_Short task:_
Rewrite the part of the items that opens with the line containing "logo Glensound [34, 1113, 94, 1153]" and closes with the line containing "IC1 switch B pin", changing "op-amp" to "amplifier" wherever it occurs and leaving everything else unchanged.

_Supplied data:_

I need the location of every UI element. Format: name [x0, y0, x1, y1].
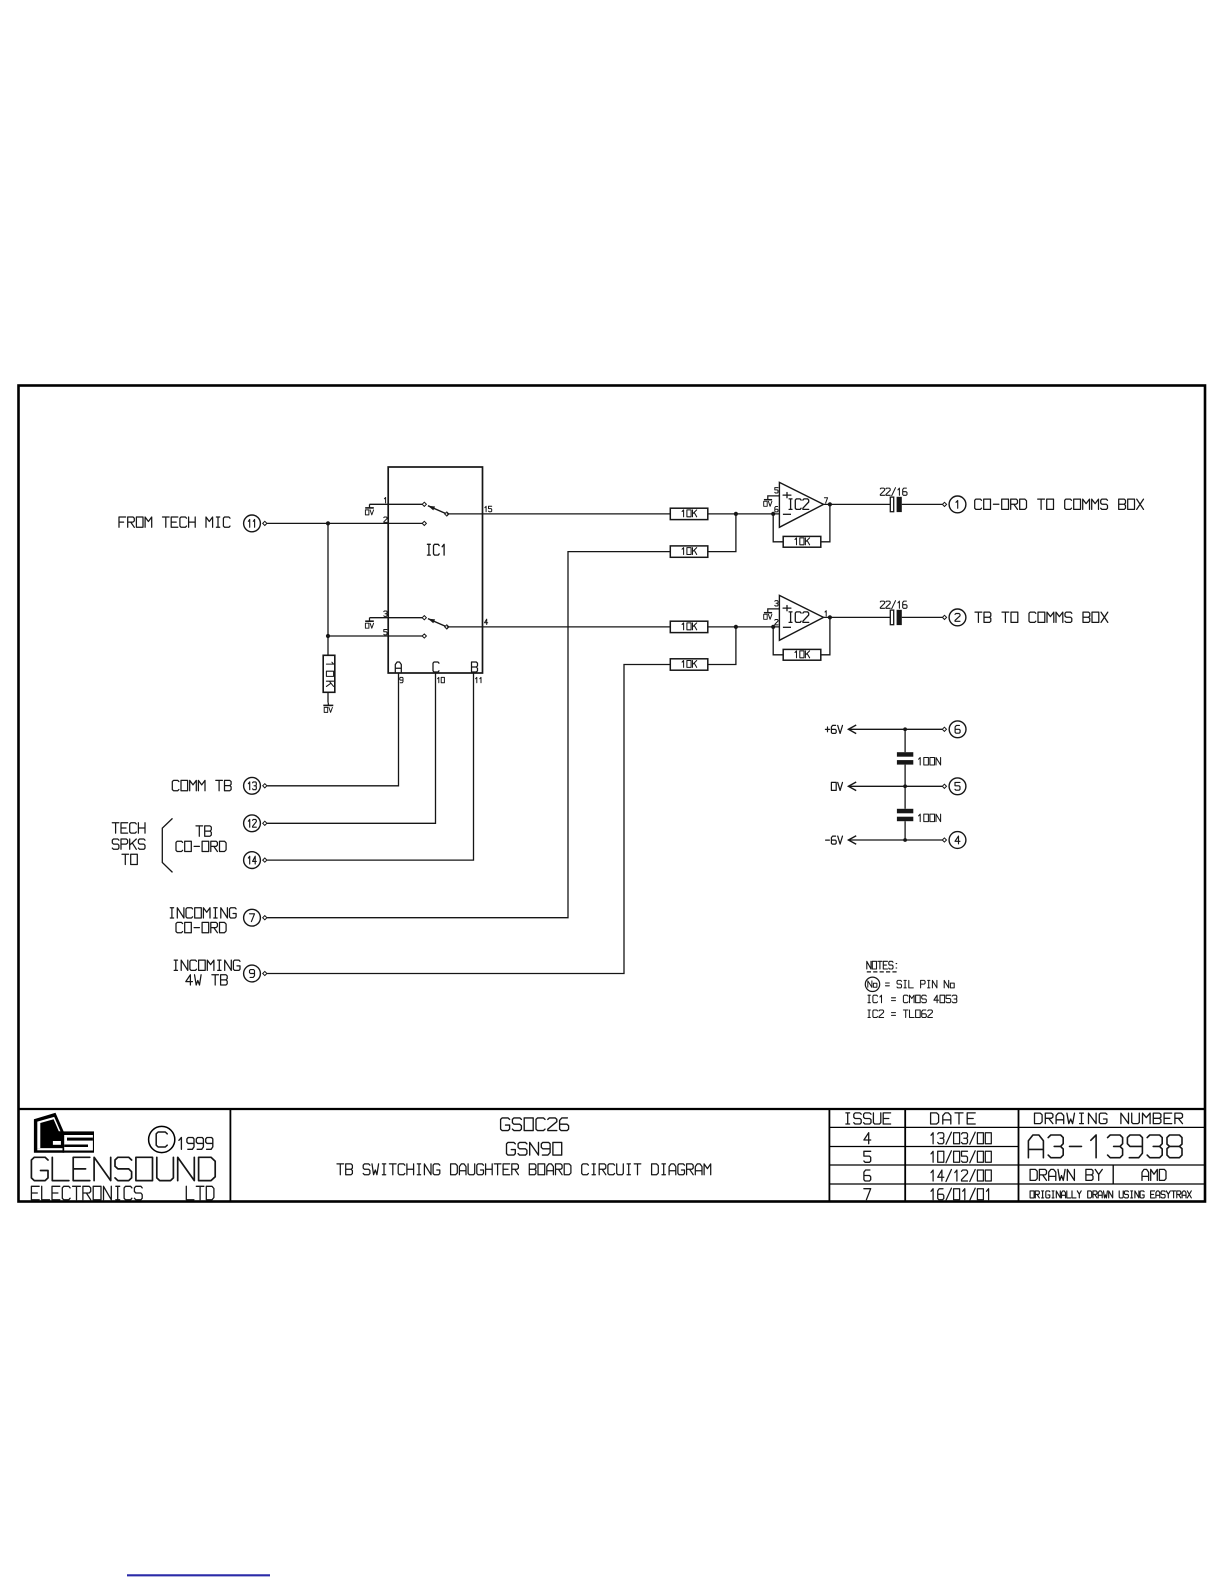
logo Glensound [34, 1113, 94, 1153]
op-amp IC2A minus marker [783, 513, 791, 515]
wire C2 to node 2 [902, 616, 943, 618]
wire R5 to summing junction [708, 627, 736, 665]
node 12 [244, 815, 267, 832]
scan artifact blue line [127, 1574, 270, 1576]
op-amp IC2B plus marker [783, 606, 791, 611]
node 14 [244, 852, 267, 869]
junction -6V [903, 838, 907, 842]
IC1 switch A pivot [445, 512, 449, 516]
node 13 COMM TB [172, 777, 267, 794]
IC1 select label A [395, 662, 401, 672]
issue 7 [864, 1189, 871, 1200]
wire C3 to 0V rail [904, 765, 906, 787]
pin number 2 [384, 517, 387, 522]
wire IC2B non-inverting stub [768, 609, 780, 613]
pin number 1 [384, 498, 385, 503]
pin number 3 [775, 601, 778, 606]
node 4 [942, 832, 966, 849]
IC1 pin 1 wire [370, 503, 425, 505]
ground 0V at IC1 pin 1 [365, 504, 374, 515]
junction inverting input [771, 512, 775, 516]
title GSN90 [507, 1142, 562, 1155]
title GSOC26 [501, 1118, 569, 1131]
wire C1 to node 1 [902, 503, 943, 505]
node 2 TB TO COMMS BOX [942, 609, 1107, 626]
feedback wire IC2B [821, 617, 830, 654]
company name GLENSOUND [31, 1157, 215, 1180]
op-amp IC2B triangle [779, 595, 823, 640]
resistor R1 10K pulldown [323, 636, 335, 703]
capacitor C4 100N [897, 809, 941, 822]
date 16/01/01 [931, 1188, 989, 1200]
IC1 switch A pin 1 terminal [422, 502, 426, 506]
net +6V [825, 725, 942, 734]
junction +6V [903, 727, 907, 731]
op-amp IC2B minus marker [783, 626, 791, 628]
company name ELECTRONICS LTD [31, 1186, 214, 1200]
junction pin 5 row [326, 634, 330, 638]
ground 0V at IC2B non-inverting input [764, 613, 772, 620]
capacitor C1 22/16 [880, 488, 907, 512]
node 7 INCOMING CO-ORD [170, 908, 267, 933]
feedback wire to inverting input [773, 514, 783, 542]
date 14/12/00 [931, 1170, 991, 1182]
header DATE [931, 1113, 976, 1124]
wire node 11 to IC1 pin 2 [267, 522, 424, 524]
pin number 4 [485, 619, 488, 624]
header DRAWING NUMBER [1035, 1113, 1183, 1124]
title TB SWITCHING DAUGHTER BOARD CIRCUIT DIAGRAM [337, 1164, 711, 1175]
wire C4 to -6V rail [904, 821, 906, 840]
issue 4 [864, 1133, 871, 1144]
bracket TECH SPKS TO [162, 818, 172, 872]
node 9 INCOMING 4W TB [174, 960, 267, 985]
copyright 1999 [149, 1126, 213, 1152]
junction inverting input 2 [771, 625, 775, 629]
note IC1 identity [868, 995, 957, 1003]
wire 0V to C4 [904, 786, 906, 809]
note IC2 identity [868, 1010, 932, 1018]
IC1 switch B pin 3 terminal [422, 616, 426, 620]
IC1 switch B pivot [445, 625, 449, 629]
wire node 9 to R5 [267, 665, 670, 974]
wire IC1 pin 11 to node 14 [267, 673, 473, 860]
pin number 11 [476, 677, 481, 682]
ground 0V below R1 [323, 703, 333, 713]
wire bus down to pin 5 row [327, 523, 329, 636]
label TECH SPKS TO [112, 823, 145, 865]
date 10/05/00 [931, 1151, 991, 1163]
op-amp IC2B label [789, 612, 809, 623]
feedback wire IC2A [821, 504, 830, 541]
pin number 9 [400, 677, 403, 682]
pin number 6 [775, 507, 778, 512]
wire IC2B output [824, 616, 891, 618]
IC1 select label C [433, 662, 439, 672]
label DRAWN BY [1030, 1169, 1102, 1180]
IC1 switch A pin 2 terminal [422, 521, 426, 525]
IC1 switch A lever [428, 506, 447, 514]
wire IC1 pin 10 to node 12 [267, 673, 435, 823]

_The completed task:_
logo Glensound [34, 1113, 94, 1153]
amplifier IC2A minus marker [783, 513, 791, 515]
wire C2 to node 2 [902, 616, 943, 618]
wire R5 to summing junction [708, 627, 736, 665]
node 12 [244, 815, 267, 832]
scan artifact blue line [127, 1574, 270, 1576]
amplifier IC2B plus marker [783, 606, 791, 611]
node 14 [244, 852, 267, 869]
junction -6V [903, 838, 907, 842]
IC1 switch A pivot [445, 512, 449, 516]
node 13 COMM TB [172, 777, 267, 794]
IC1 select label A [395, 662, 401, 672]
issue 7 [864, 1189, 871, 1200]
wire C3 to 0V rail [904, 765, 906, 787]
pin number 2 [384, 517, 387, 522]
wire IC2B non-inverting stub [768, 609, 780, 613]
pin number 1 [384, 498, 385, 503]
pin number 3 [775, 601, 778, 606]
node 4 [942, 832, 966, 849]
IC1 pin 1 wire [370, 503, 425, 505]
ground 0V at IC1 pin 1 [365, 504, 374, 515]
junction inverting input [771, 512, 775, 516]
title GSN90 [507, 1142, 562, 1155]
title GSOC26 [501, 1118, 569, 1131]
wire C1 to node 1 [902, 503, 943, 505]
node 2 TB TO COMMS BOX [942, 609, 1107, 626]
feedback wire IC2B [821, 617, 830, 654]
company name GLENSOUND [31, 1157, 215, 1180]
amplifier IC2B triangle [779, 595, 823, 640]
resistor R1 10K pulldown [323, 636, 335, 703]
capacitor C4 100N [897, 809, 941, 822]
date 16/01/01 [931, 1188, 989, 1200]
IC1 switch A pin 1 terminal [422, 502, 426, 506]
net +6V [825, 725, 942, 734]
junction +6V [903, 727, 907, 731]
amplifier IC2B minus marker [783, 626, 791, 628]
company name ELECTRONICS LTD [31, 1186, 214, 1200]
junction pin 5 row [326, 634, 330, 638]
ground 0V at IC2B non-inverting input [764, 613, 772, 620]
capacitor C1 22/16 [880, 488, 907, 512]
node 7 INCOMING CO-ORD [170, 908, 267, 933]
feedback wire to inverting input [773, 514, 783, 542]
date 14/12/00 [931, 1170, 991, 1182]
header DATE [931, 1113, 976, 1124]
wire node 11 to IC1 pin 2 [267, 522, 424, 524]
pin number 4 [485, 619, 488, 624]
header DRAWING NUMBER [1035, 1113, 1183, 1124]
title TB SWITCHING DAUGHTER BOARD CIRCUIT DIAGRAM [337, 1164, 711, 1175]
wire C4 to -6V rail [904, 821, 906, 840]
issue 4 [864, 1133, 871, 1144]
bracket TECH SPKS TO [162, 818, 172, 872]
node 9 INCOMING 4W TB [174, 960, 267, 985]
copyright 1999 [149, 1126, 213, 1152]
junction inverting input 2 [771, 625, 775, 629]
note IC1 identity [868, 995, 957, 1003]
wire 0V to C4 [904, 786, 906, 809]
note IC2 identity [868, 1010, 932, 1018]
IC1 switch B pin 3 terminal [422, 616, 426, 620]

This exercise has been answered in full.